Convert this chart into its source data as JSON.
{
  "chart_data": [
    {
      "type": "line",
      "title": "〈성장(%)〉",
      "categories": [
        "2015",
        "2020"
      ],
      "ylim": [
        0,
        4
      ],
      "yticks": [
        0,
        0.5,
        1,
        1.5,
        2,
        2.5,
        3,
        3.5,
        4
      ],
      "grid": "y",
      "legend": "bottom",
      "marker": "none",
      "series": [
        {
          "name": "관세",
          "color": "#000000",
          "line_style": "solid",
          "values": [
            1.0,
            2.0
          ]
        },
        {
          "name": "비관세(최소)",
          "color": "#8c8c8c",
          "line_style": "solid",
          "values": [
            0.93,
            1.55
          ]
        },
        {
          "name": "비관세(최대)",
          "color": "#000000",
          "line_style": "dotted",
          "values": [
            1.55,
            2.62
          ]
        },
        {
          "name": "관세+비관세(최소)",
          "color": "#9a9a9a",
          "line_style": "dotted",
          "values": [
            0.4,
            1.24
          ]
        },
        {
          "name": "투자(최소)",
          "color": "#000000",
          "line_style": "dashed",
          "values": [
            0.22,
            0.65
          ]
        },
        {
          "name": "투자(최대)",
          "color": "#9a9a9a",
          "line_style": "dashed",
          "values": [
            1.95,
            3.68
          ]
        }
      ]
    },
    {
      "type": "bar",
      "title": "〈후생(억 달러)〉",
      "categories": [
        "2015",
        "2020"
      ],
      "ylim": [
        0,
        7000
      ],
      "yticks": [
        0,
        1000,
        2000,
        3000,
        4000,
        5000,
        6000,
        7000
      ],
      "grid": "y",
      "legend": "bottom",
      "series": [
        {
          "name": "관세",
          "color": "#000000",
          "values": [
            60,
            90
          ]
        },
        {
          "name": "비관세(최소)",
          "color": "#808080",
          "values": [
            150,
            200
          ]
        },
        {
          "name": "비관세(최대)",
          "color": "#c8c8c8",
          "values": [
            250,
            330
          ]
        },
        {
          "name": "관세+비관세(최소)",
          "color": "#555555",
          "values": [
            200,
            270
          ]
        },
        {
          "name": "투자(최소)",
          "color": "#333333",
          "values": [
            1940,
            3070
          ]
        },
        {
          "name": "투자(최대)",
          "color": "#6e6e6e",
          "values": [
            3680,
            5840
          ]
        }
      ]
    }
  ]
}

* _OBJECTIVE_
Retype the entries one by one, exactly.

* _TASK RESULT_
Convert this chart into its source data as JSON.
{
  "chart_data": [
    {
      "type": "line",
      "title": "〈성장(%)〉",
      "categories": [
        "2015",
        "2020"
      ],
      "ylim": [
        0,
        4
      ],
      "yticks": [
        0,
        0.5,
        1,
        1.5,
        2,
        2.5,
        3,
        3.5,
        4
      ],
      "grid": "y",
      "legend": "bottom",
      "marker": "none",
      "series": [
        {
          "name": "관세",
          "color": "#000000",
          "line_style": "solid",
          "values": [
            1.0,
            2.0
          ]
        },
        {
          "name": "비관세(최소)",
          "color": "#8c8c8c",
          "line_style": "solid",
          "values": [
            0.93,
            1.55
          ]
        },
        {
          "name": "비관세(최대)",
          "color": "#000000",
          "line_style": "dotted",
          "values": [
            1.55,
            2.62
          ]
        },
        {
          "name": "관세+비관세(최소)",
          "color": "#9a9a9a",
          "line_style": "dotted",
          "values": [
            0.4,
            1.24
          ]
        },
        {
          "name": "투자(최소)",
          "color": "#000000",
          "line_style": "dashed",
          "values": [
            0.22,
            0.65
          ]
        },
        {
          "name": "투자(최대)",
          "color": "#9a9a9a",
          "line_style": "dashed",
          "values": [
            1.95,
            3.68
          ]
        }
      ]
    },
    {
      "type": "bar",
      "title": "〈후생(억 달러)〉",
      "categories": [
        "2015",
        "2020"
      ],
      "ylim": [
        0,
        7000
      ],
      "yticks": [
        0,
        1000,
        2000,
        3000,
        4000,
        5000,
        6000,
        7000
      ],
      "grid": "y",
      "legend": "bottom",
      "series": [
        {
          "name": "관세",
          "color": "#000000",
          "values": [
            60,
            90
          ]
        },
        {
          "name": "비관세(최소)",
          "color": "#808080",
          "values": [
            150,
            200
          ]
        },
        {
          "name": "비관세(최대)",
          "color": "#c8c8c8",
          "values": [
            250,
            330
          ]
        },
        {
          "name": "관세+비관세(최소)",
          "color": "#555555",
          "values": [
            200,
            270
          ]
        },
        {
          "name": "투자(최소)",
          "color": "#333333",
          "values": [
            1940,
            3070
          ]
        },
        {
          "name": "투자(최대)",
          "color": "#6e6e6e",
          "values": [
            3680,
            5840
          ]
        }
      ]
    }
  ]
}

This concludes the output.